Task brief >>
Copy out the final stretch of the listing: the line that contains "What does this" and all lines after it, exactly as they appear.

Exercise inputs >>
++++++++++
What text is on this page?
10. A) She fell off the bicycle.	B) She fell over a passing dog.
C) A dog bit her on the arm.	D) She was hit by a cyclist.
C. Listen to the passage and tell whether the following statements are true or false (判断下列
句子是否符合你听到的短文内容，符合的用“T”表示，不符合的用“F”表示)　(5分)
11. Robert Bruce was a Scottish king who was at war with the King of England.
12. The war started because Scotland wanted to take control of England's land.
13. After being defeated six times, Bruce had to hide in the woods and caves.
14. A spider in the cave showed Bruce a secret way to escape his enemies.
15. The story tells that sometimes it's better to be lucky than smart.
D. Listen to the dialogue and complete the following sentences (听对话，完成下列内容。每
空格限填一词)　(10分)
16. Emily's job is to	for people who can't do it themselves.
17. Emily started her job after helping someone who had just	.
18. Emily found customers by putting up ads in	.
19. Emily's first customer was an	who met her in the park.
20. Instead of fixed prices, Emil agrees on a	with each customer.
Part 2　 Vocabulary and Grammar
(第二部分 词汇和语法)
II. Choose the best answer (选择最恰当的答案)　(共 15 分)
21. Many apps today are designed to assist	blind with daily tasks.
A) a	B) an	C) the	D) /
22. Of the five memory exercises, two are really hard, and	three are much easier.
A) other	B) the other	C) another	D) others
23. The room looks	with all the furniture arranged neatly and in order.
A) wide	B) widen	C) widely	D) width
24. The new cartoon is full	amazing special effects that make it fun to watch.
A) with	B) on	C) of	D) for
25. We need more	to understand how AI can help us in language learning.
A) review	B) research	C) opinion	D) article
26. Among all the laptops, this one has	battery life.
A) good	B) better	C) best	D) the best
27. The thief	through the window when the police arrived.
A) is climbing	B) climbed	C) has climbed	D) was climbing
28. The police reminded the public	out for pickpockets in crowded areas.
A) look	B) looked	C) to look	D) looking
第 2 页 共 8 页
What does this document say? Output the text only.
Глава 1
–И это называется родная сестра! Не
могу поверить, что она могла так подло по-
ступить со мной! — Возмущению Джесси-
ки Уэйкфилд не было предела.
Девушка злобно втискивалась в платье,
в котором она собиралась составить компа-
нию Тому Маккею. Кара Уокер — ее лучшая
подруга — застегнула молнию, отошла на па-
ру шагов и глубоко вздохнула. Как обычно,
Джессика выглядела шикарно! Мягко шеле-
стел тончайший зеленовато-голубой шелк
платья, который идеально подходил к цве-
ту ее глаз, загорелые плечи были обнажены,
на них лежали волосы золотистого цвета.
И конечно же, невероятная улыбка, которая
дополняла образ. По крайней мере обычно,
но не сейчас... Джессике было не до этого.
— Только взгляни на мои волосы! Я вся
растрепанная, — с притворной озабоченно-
++++++++++
Answer to the exercise >>
What does this document say? Output the text only.
Глава 1
–И это называется родная сестра! Не
могу поверить, что она могла так подло по-
ступить со мной! — Возмущению Джесси-
ки Уэйкфилд не было предела.
Девушка злобно втискивалась в платье,
в котором она собиралась составить компа-
нию Тому Маккею. Кара Уокер — ее лучшая
подруга — застегнула молнию, отошла на па-
ру шагов и глубоко вздохнула. Как обычно,
Джессика выглядела шикарно! Мягко шеле-
стел тончайший зеленовато-голубой шелк
платья, который идеально подходил к цве-
ту ее глаз, загорелые плечи были обнажены,
на них лежали волосы золотистого цвета.
И конечно же, невероятная улыбка, которая
дополняла образ. По крайней мере обычно,
но не сейчас... Джессике было не до этого.
— Только взгляни на мои волосы! Я вся
растрепанная, — с притворной озабоченно-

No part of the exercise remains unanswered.